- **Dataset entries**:
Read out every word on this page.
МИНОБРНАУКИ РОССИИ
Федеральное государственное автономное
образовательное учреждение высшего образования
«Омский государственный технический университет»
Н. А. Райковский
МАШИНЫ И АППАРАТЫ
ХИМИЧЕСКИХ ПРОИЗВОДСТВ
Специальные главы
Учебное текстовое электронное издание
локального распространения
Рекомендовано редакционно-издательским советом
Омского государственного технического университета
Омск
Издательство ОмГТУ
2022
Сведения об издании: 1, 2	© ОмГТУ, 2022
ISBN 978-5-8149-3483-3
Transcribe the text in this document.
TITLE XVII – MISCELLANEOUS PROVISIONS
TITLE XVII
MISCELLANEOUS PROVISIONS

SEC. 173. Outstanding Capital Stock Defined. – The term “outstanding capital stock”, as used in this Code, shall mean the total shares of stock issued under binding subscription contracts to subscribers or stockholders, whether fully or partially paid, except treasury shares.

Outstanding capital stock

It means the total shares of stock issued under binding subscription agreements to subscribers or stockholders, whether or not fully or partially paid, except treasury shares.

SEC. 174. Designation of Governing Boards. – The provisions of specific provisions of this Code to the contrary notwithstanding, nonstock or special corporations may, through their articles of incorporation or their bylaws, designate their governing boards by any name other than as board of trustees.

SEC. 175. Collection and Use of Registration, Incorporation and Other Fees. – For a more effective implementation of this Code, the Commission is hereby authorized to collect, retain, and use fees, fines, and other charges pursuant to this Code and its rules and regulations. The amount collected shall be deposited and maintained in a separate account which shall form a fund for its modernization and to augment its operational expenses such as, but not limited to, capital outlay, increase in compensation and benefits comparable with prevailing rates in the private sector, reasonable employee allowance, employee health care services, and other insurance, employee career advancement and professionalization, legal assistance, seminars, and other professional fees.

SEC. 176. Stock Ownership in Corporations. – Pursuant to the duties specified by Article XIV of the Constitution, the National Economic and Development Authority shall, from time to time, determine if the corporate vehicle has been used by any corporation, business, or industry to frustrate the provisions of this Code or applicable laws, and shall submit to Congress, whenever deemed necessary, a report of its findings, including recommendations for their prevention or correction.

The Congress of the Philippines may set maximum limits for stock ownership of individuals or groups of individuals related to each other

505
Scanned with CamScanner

- **WHAT NEEDS TO BE DONE**: Read the data above and pull out each line that holds the string "Outstanding".

- **TASK ANSWER**:
SEC. 173. Outstanding Capital Stock Defined. – The term “outstanding capital stock”, as used in this Code, shall mean the total shares of stock issued under binding subscription contracts to subscribers or stockholders, whether fully or partially paid, except treasury shares.
Outstanding capital stock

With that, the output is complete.